» **Stated exercise**
Examine the entries and show every line in which the word "dove" is found.

» **Task inputs**
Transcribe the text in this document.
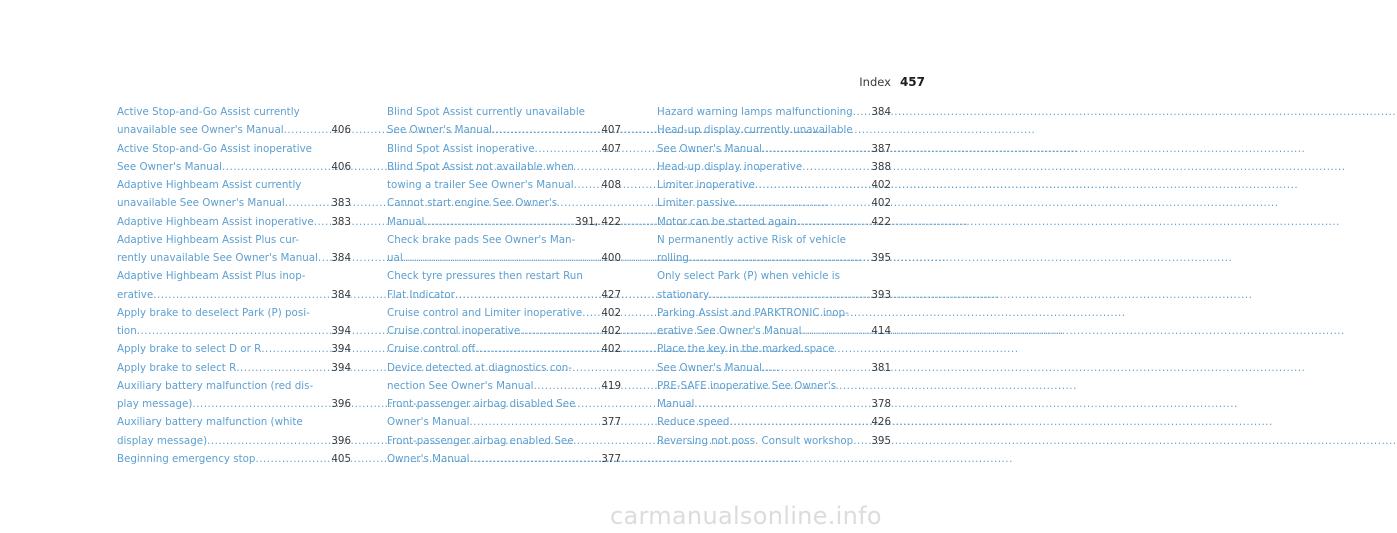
Index 457
Active Stop-and-Go Assist currently
unavailable see Owner's Manual .....	406
Active Stop-and-Go Assist inoperative
See Owner's Manual .....	406
Adaptive Highbeam Assist currently
unavailable See Owner's Manual .....	383
Adaptive Highbeam Assist inoperative .....	383
Adaptive Highbeam Assist Plus cur-
rently unavailable See Owner's Manual .....	384
Adaptive Highbeam Assist Plus inop-
erative .....	384
Apply brake to deselect Park (P) posi-
tion .....	394
Apply brake to select D or R .....	394
Apply brake to select R .....	394
Auxiliary battery malfunction (red dis-
play message) .....	396
Auxiliary battery malfunction (white
display message) .....	396
Beginning emergency stop .....	405
Blind Spot Assist currently unavailable
See Owner's Manual .....	407
Blind Spot Assist inoperative .....	407
Blind Spot Assist not available when
towing a trailer See Owner's Manual .....	408
Cannot start engine See Owner's
Manual .....	391, 422
Check brake pads See Owner's Man-
ual .....	400
Check tyre pressures then restart Run
Flat Indicator .....	427
Cruise control and Limiter inoperative .....	402
Cruise control inoperative .....	402
Cruise control off .....	402
Device detected at diagnostics con-
nection See Owner's Manual .....	419
Front-passenger airbag disabled See
Owner's Manual .....	377
Front-passenger airbag enabled See
Owner's Manual .....	377
Hazard warning lamps malfunctioning .....	384
Head-up display currently unavailable
See Owner's Manual .....	387
Head-up display inoperative .....	388
Limiter inoperative .....	402
Limiter passive .....	402
Motor can be started again .....	422
N permanently active Risk of vehicle
rolling .....	395
Only select Park (P) when vehicle is
stationary .....	393
Parking Assist and PARKTRONIC inop-
erative See Owner's Manual .....	414
Place the key in the marked space
See Owner's Manual .....	381
PRE-SAFE inoperative See Owner's
Manual .....	378
Reduce speed .....	426
Reversing not poss. Consult workshop .....	395
carmanualsonline.info
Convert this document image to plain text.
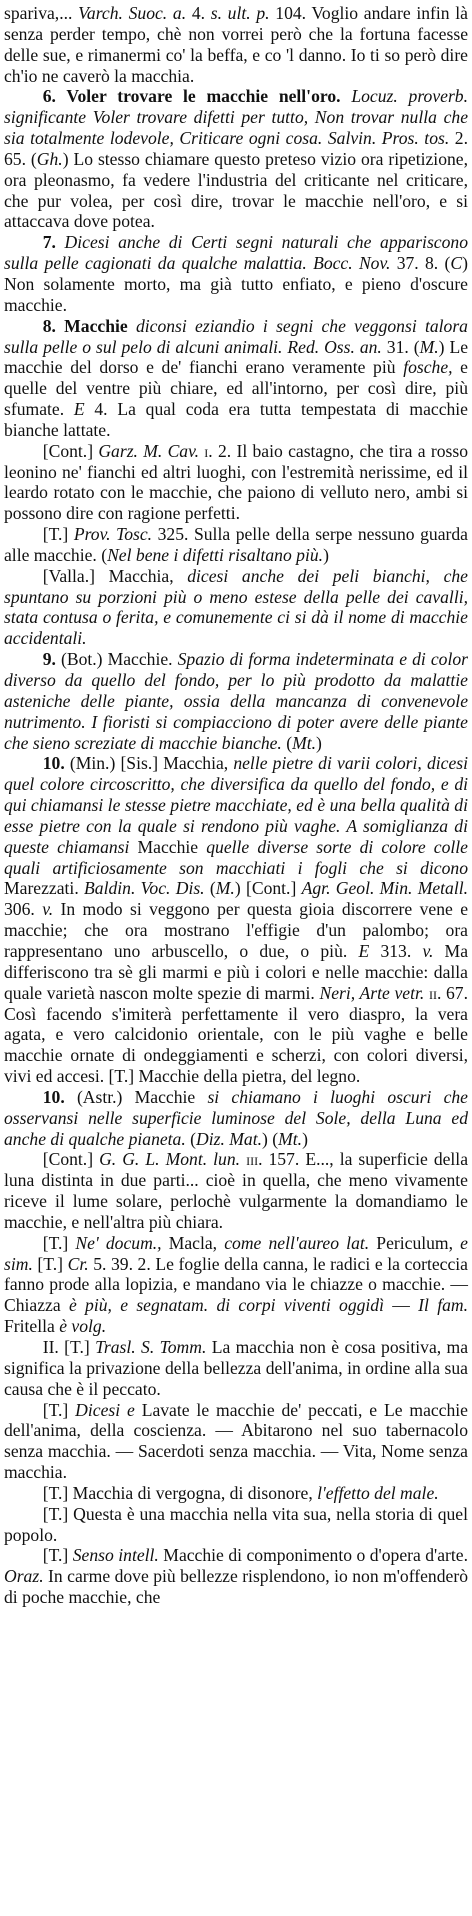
spariva,... Varch. Suoc. a. 4. s. ult. p. 104. Voglio andare infin là senza perder tempo, chè non vorrei però che la fortuna facesse delle sue, e rimanermi co' la beffa, e co 'l danno. Io ti so però dire ch'io ne caverò la macchia.

6. Voler trovare le macchie nell'oro. Locuz. proverb. significante Voler trovare difetti per tutto, Non trovar nulla che sia totalmente lodevole, Criticare ogni cosa. Salvin. Pros. tos. 2. 65. (Gh.) Lo stesso chiamare questo preteso vizio ora ripetizione, ora pleonasmo, fa vedere l'industria del criticante nel criticare, che pur volea, per così dire, trovar le macchie nell'oro, e si attaccava dove potea.

7. Dicesi anche di Certi segni naturali che appariscono sulla pelle cagionati da qualche malattia. Bocc. Nov. 37. 8. (C) Non solamente morto, ma già tutto enfiato, e pieno d'oscure macchie.

8. Macchie diconsi eziandio i segni che veggonsi talora sulla pelle o sul pelo di alcuni animali. Red. Oss. an. 31. (M.) Le macchie del dorso e de' fianchi erano veramente più fosche, e quelle del ventre più chiare, ed all'intorno, per così dire, più sfumate. E 4. La qual coda era tutta tempestata di macchie bianche lattate.

[Cont.] Garz. M. Cav. i. 2. Il baio castagno, che tira a rosso leonino ne' fianchi ed altri luoghi, con l'estremità nerissime, ed il leardo rotato con le macchie, che paiono di velluto nero, ambi si possono dire con ragione perfetti.

[T.] Prov. Tosc. 325. Sulla pelle della serpe nessuno guarda alle macchie. (Nel bene i difetti risaltano più.)

[Valla.] Macchia, dicesi anche dei peli bianchi, che spuntano su porzioni più o meno estese della pelle dei cavalli, stata contusa o ferita, e comunemente ci si dà il nome di macchie accidentali.

9. (Bot.) Macchie. Spazio di forma indeterminata e di color diverso da quello del fondo, per lo più prodotto da malattie asteniche delle piante, ossia della mancanza di convenevole nutrimento. I fioristi si compiacciono di poter avere delle piante che sieno screziate di macchie bianche. (Mt.)

10. (Min.) [Sis.] Macchia, nelle pietre di varii colori, dicesi quel colore circoscritto, che diversifica da quello del fondo, e di qui chiamansi le stesse pietre macchiate, ed è una bella qualità di esse pietre con la quale si rendono più vaghe. A somiglianza di queste chiamansi Macchie quelle diverse sorte di colore colle quali artificiosamente son macchiati i fogli che si dicono Marezzati. Baldin. Voc. Dis. (M.) [Cont.] Agr. Geol. Min. Metall. 306. v. In modo si veggono per questa gioia discorrere vene e macchie; che ora mostrano l'effigie d'un palombo; ora rappresentano uno arbuscello, o due, o più. E 313. v. Ma differiscono tra sè gli marmi e più i colori e nelle macchie: dalla quale varietà nascon molte spezie di marmi. Neri, Arte vetr. ii. 67. Così facendo s'imiterà perfettamente il vero diaspro, la vera agata, e vero calcidonio orientale, con le più vaghe e belle macchie ornate di ondeggiamenti e scherzi, con colori diversi, vivi ed accesi. [T.] Macchie della pietra, del legno.

10. (Astr.) Macchie si chiamano i luoghi oscuri che osservansi nelle superficie luminose del Sole, della Luna ed anche di qualche pianeta. (Diz. Mat.) (Mt.)

[Cont.] G. G. L. Mont. lun. iii. 157. E..., la superficie della luna distinta in due parti... cioè in quella, che meno vivamente riceve il lume solare, perlochè vulgarmente la domandiamo le macchie, e nell'altra più chiara.

[T.] Ne' docum., Macla, come nell'aureo lat. Periculum, e sim. [T.] Cr. 5. 39. 2. Le foglie della canna, le radici e la corteccia fanno prode alla lopizia, e mandano via le chiazze o macchie. — Chiazza è più, e segnatam. di corpi viventi oggidì — Il fam. Fritella è volg.

II. [T.] Trasl. S. Tomm. La macchia non è cosa positiva, ma significa la privazione della bellezza dell'anima, in ordine alla sua causa che è il peccato.

[T.] Dicesi e Lavate le macchie de' peccati, e Le macchie dell'anima, della coscienza. — Abitarono nel suo tabernacolo senza macchia. — Sacerdoti senza macchia. — Vita, Nome senza macchia.

[T.] Macchia di vergogna, di disonore, l'effetto del male.

[T.] Questa è una macchia nella vita sua, nella storia di quel popolo.

[T.] Senso intell. Macchie di componimento o d'opera d'arte. Oraz. In carme dove più bellezze risplendono, io non m'offenderò di poche macchie, che
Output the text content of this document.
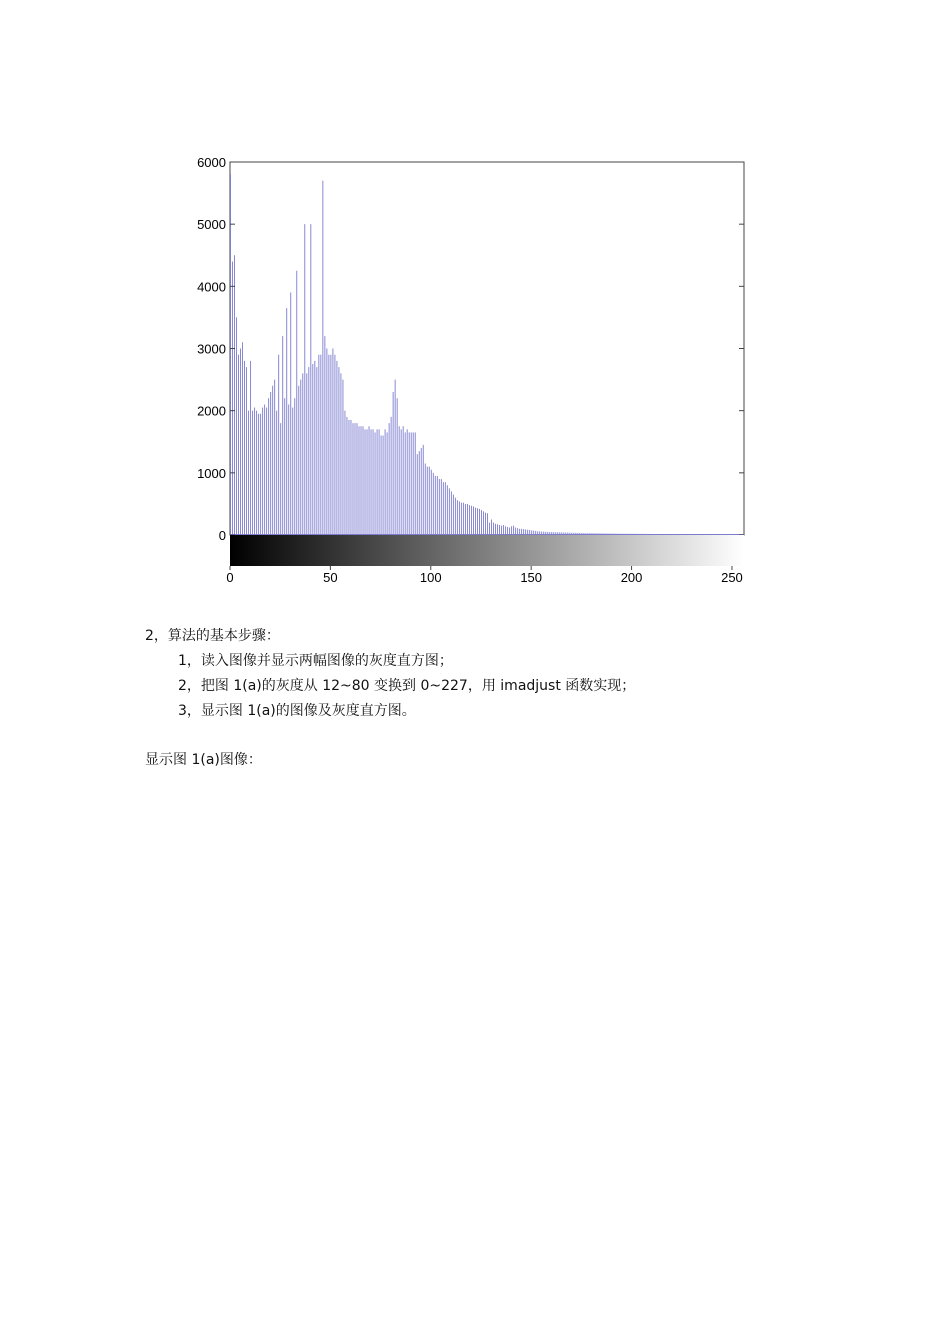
0
1000
2000
3000
4000
5000
6000
0	50	100	150	200	250
2，算法的基本步骤：
1，读入图像并显示两幅图像的灰度直方图；
2，把图 1(a)的灰度从 12~80 变换到 0~227，用 imadjust 函数实现；
3，显示图 1(a)的图像及灰度直方图。
显示图 1(a)图像：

» **Complete response**
6. Voler trovare le macchie nell'oro. Locuz. proverb. significante Voler trovare difetti per tutto, Non trovar nulla che sia totalmente lodevole, Criticare ogni cosa. Salvin. Pros. tos. 2. 65. (Gh.) Lo stesso chiamare questo preteso vizio ora ripetizione, ora pleonasmo, fa vedere l'industria del criticante nel criticare, che pur volea, per così dire, trovar le macchie nell'oro, e si attaccava dove potea.
[T.] Senso intell. Macchie di componimento o d'opera d'arte. Oraz. In carme dove più bellezze risplendono, io non m'offenderò di poche macchie, che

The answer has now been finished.